THE TASK: Locate each line in the records that contains the string "address" and copy those lines. Matching is case-sensitive.

Annotated element entries
**********

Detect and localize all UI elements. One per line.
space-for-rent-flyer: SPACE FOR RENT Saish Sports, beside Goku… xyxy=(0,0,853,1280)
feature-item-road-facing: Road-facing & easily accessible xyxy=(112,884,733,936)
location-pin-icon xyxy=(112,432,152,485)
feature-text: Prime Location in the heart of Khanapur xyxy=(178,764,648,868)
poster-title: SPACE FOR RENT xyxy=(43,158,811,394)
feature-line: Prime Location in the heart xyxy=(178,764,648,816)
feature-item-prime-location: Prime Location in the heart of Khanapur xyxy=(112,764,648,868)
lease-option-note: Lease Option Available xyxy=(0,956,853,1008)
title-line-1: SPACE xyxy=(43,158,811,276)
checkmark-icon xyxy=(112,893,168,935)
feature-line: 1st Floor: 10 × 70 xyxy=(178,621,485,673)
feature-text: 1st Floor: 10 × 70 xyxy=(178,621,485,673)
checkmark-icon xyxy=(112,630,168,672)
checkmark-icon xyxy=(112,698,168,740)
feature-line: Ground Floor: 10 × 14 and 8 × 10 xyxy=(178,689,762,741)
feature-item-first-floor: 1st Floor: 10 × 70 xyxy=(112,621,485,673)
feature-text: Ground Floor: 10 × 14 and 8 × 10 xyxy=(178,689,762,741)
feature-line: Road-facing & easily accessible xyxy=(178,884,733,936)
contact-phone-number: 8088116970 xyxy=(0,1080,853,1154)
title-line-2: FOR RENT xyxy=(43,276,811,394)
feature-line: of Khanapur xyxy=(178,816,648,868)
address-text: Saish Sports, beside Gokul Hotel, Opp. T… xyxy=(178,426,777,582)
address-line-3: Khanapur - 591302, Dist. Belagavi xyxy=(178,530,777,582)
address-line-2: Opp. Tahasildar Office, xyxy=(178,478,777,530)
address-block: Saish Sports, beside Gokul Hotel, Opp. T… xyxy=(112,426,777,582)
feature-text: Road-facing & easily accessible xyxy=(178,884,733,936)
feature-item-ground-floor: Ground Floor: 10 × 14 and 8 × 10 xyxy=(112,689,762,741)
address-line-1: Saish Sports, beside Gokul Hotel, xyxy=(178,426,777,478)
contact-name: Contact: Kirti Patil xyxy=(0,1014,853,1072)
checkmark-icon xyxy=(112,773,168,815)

**********

REPLY TO THE EXERCISE:
address-text: Saish Sports, beside Gokul Hotel, Opp. T… xyxy=(178,426,777,582)
address-line-3: Khanapur - 591302, Dist. Belagavi xyxy=(178,530,777,582)
address-line-2: Opp. Tahasildar Office, xyxy=(178,478,777,530)
address-block: Saish Sports, beside Gokul Hotel, Opp. T… xyxy=(112,426,777,582)
address-line-1: Saish Sports, beside Gokul Hotel, xyxy=(178,426,777,478)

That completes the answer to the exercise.